Modifica il brano dell'articolo sullo sciopero alla centrale Amaldi che va da "Lo sciopero durerà" fino a "due centrali dell'Emilia-Romagna." compreso: sostituisci "24 ore" con "48 ore" e riscrivilo per intero.

- _Brano dell'esercizio_:
•••••

Domenica, 26 Settembre 2021
Economia Castel San Giovanni

Sciopero alla centrale Amaldi di Enel: «Con sempre meno personale più problemi di sicurezza»

I sindacati Filctem-Cgil, Flaei-Cisl e Uiltec-Uil hanno proclamato per lunedì 28 settembre lo sciopero del personale Enel delle centrali Amaldi-La Casella a Castelsangiovanni e di Porto Corsini

I sindacati Filctem-Cgil, Flaei-Cisl e Uiltec-Uil hanno proclamato per lunedì 28 settembre lo sciopero del personale Enel della centrale Amaldi-La Casella a Castelsangiovanni, con un'analoga protesta si svolgerà anche alla centrale elettrica di Porto Corsini. 

A spiegare le motivazioni il segretario generale di Filctem Cgil di Piacenza, Massimo Tarenchi: «E' da circa due anni che continuiamo a battere sul fatto che Enel non dà risposte a domande che da diverso tempo sono sempre le stesse, e che riguardano il continuo calo di personale all'interno della centrale, con il conseguente aumento dei carichi di lavoro e l'inevitabile diminuzione della sicurezza. Dai documenti Enel si evince come alla centrale servano 78 persone, e questo numero in due anni non l'abbiamo mai raggiunto», afferma Tarenchi. «Però le attività vanno avanti e gli investimenti vengono fatti. Nonostante la nostra buona volontà nel cercare un dialogo con l'azienda, a questo punto non ci rimane altra strada che andare verso lo sciopero: i lavoratori sono fortemente arrabbiati e si sentono presi in giro. Su questa questione siamo molto fermi, ed è solo l'inizio della nostra lotta».

Dello stesso avviso anche i segretari di Flaei Cisl, Giancarlo Barbieri, e di Uiltec Uil, Fabrizio Pelosi: «Vogliamo portare alla luce delle difficoltà che abbiamo da tanto tempo e che ormai sono insostenibili, soprattutto dal punto di vista numerico del personale necessario al funzionamento delle centrali. Un dato evidente anche dal numero di prestazioni straordinarie che vengono richieste ai dipendenti: più di 9500 ore nel 2018 e circa 9mila ore nel 2019. Nonostante la parola, è palese che ormai sta diventando una cosa stutturale necessaria per coprire delle criticà interne a livello di organico», spiegano. «Inoltre, segnaliamo anche la continua esternalizzazione delle attività di manutenzione, la mancanza di un sistema di formazione stutturata e continuativa nel tempo e il trasferimento coatto di lavoratori verso altre strutture».

Lo sciopero durerà 24 ore, dalle 6 di lunedì 28 alle 6 di martedì 29 settembre per tutto il personale turnista e semiturnista delle due centrali dell'Emilia-Romagna.

•••••

- _Voci del dataset_:

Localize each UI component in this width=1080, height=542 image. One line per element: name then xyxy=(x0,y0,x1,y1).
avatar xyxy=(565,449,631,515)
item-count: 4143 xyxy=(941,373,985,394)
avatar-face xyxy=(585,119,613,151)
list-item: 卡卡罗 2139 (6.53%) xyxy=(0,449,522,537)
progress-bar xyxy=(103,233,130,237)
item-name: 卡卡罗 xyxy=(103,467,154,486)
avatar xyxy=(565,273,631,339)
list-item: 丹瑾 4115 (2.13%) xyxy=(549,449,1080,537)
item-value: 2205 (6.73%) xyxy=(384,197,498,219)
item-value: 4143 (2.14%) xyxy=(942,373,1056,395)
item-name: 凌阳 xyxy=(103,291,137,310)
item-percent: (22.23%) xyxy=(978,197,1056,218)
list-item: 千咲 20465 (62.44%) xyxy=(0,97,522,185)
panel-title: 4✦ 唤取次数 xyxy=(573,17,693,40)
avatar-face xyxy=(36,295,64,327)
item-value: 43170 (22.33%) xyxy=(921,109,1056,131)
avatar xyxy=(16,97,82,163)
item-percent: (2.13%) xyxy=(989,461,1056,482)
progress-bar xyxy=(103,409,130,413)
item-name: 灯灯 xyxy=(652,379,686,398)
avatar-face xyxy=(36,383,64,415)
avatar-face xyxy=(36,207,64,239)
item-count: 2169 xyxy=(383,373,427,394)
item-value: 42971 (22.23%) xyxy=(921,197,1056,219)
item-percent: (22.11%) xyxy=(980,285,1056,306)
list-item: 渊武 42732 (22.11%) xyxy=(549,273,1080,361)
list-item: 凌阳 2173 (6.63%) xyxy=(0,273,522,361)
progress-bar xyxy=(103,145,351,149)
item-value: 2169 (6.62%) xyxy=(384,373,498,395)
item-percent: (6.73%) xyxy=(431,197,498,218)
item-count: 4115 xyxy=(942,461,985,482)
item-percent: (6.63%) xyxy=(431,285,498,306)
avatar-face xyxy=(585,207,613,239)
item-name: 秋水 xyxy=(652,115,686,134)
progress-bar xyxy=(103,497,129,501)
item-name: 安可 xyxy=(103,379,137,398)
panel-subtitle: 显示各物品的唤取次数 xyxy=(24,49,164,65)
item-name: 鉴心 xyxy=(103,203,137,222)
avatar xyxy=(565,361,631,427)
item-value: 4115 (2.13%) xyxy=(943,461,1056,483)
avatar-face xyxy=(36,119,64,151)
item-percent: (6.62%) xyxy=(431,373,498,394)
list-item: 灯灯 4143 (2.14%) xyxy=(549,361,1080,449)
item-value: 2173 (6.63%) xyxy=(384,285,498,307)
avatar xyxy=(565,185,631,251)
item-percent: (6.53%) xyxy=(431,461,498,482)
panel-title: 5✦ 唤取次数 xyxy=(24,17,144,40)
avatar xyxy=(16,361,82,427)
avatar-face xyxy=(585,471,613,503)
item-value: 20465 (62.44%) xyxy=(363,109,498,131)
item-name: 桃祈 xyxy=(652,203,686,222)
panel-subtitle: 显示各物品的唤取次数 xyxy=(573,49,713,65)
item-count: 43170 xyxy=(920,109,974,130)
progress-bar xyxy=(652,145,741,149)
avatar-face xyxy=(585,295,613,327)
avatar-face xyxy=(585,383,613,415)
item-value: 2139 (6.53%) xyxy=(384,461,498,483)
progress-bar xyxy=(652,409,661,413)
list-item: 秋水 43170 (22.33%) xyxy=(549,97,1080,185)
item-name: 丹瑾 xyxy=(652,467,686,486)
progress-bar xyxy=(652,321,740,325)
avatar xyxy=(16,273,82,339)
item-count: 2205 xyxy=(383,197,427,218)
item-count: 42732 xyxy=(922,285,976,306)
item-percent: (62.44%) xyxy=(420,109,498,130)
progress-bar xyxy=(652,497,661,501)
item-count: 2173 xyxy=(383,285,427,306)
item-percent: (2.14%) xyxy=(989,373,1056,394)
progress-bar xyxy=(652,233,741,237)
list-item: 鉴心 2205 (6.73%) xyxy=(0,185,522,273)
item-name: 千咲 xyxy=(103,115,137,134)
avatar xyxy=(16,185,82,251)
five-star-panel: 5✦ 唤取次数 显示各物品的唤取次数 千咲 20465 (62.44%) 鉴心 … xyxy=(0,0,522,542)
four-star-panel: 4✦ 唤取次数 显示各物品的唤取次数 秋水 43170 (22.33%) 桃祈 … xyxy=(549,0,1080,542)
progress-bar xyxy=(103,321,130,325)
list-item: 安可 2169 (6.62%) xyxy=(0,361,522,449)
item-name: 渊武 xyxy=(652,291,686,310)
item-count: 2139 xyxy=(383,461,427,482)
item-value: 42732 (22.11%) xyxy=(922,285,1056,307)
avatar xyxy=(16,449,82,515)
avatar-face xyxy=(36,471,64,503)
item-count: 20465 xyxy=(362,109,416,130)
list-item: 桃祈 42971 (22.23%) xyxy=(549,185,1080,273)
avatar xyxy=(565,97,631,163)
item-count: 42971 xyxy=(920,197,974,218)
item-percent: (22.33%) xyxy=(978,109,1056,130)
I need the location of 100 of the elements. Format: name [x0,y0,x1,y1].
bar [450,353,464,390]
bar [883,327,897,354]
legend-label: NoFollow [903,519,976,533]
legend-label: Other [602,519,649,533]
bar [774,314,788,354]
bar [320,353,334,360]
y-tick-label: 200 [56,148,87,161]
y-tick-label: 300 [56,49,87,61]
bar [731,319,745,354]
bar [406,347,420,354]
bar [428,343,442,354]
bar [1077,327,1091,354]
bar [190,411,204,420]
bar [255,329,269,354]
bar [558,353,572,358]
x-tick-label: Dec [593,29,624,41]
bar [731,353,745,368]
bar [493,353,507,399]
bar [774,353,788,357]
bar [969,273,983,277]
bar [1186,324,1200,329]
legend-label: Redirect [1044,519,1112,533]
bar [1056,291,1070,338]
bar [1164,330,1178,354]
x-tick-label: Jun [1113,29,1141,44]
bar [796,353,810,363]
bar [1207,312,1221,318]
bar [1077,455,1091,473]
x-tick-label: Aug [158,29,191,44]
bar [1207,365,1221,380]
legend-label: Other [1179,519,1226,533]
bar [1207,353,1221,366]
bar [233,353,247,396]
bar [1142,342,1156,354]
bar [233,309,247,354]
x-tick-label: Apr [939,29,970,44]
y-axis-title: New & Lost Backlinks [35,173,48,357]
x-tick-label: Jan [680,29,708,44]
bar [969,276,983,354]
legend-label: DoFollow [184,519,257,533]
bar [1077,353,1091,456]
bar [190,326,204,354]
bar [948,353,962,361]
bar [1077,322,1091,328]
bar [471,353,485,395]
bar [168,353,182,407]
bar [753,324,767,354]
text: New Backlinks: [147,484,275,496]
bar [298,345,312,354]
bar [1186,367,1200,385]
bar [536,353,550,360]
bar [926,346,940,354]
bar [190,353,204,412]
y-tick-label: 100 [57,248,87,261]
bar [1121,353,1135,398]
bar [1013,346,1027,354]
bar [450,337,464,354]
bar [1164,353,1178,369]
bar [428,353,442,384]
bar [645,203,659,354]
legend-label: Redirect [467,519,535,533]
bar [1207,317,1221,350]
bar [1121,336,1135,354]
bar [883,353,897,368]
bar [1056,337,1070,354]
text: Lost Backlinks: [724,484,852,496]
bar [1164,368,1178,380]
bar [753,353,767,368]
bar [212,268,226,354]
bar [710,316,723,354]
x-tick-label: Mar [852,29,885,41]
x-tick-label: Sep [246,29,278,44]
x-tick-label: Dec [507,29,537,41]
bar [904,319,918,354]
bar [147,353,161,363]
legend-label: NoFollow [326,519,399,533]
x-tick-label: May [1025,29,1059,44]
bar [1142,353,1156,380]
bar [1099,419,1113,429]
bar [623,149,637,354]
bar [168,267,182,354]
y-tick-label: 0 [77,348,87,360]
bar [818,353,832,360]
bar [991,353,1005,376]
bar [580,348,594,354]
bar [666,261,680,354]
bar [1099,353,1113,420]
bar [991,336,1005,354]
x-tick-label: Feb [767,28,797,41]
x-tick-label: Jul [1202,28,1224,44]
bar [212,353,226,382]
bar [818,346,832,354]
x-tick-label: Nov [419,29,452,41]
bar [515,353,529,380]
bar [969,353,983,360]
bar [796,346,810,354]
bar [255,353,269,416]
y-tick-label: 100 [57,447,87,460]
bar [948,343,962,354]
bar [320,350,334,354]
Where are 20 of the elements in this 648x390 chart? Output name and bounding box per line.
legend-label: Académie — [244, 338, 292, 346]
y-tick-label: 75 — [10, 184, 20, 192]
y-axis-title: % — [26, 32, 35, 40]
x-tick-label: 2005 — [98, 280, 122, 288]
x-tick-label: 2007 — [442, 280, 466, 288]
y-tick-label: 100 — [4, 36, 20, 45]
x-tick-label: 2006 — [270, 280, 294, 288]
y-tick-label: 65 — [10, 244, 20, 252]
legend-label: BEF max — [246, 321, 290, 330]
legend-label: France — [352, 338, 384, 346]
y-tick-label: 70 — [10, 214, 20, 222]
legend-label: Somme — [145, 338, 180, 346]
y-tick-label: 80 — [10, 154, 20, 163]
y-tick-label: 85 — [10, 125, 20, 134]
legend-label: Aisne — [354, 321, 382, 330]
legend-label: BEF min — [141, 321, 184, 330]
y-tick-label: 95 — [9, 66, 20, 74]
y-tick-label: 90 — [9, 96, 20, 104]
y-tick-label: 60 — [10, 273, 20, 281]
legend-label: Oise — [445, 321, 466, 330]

•••••

- _Soluzione dell'esercizio_:
Lo sciopero durerà 48 ore, dalle 6 di lunedì 28 alle 6 di martedì 29 settembre per tutto il personale turnista e semiturnista delle due centrali dell'Emilia-Romagna.